__Exercise materials__.
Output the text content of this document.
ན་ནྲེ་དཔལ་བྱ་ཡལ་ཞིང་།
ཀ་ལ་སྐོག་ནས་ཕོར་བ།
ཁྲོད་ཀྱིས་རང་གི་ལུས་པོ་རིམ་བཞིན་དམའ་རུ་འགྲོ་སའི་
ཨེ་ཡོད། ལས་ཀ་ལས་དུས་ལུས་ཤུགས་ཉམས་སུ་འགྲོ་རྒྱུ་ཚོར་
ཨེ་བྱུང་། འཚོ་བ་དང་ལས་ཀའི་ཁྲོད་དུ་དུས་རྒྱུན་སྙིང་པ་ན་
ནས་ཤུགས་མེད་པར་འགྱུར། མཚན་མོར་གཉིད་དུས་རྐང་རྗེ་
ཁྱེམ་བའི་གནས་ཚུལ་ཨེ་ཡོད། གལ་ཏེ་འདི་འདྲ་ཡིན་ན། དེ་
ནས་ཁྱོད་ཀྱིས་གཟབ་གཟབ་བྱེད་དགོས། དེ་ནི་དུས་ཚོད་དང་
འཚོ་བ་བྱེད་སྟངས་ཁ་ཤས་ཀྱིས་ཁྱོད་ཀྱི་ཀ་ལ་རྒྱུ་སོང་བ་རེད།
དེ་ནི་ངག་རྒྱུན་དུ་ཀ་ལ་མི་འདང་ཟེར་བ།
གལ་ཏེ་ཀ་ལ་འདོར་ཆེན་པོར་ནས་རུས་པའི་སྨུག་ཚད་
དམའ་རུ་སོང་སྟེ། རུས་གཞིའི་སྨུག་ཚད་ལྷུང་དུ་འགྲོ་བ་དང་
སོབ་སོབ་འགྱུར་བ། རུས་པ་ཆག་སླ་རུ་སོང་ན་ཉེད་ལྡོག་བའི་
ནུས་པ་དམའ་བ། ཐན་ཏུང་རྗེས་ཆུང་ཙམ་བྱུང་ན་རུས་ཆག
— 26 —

__What is being asked__. Give the listing above again, word for word.

__In response__.
Output the text content of this document.
ན་ནྲེ་དཔལ་བྱ་ཡལ་ཞིང་།
ཀ་ལ་སྐོག་ནས་ཕོར་བ།
ཁྲོད་ཀྱིས་རང་གི་ལུས་པོ་རིམ་བཞིན་དམའ་རུ་འགྲོ་སའི་
ཨེ་ཡོད། ལས་ཀ་ལས་དུས་ལུས་ཤུགས་ཉམས་སུ་འགྲོ་རྒྱུ་ཚོར་
ཨེ་བྱུང་། འཚོ་བ་དང་ལས་ཀའི་ཁྲོད་དུ་དུས་རྒྱུན་སྙིང་པ་ན་
ནས་ཤུགས་མེད་པར་འགྱུར། མཚན་མོར་གཉིད་དུས་རྐང་རྗེ་
ཁྱེམ་བའི་གནས་ཚུལ་ཨེ་ཡོད། གལ་ཏེ་འདི་འདྲ་ཡིན་ན། དེ་
ནས་ཁྱོད་ཀྱིས་གཟབ་གཟབ་བྱེད་དགོས། དེ་ནི་དུས་ཚོད་དང་
འཚོ་བ་བྱེད་སྟངས་ཁ་ཤས་ཀྱིས་ཁྱོད་ཀྱི་ཀ་ལ་རྒྱུ་སོང་བ་རེད།
དེ་ནི་ངག་རྒྱུན་དུ་ཀ་ལ་མི་འདང་ཟེར་བ།
གལ་ཏེ་ཀ་ལ་འདོར་ཆེན་པོར་ནས་རུས་པའི་སྨུག་ཚད་
དམའ་རུ་སོང་སྟེ། རུས་གཞིའི་སྨུག་ཚད་ལྷུང་དུ་འགྲོ་བ་དང་
སོབ་སོབ་འགྱུར་བ། རུས་པ་ཆག་སླ་རུ་སོང་ན་ཉེད་ལྡོག་བའི་
ནུས་པ་དམའ་བ། ཐན་ཏུང་རྗེས་ཆུང་ཙམ་བྱུང་ན་རུས་ཆག
— 26 —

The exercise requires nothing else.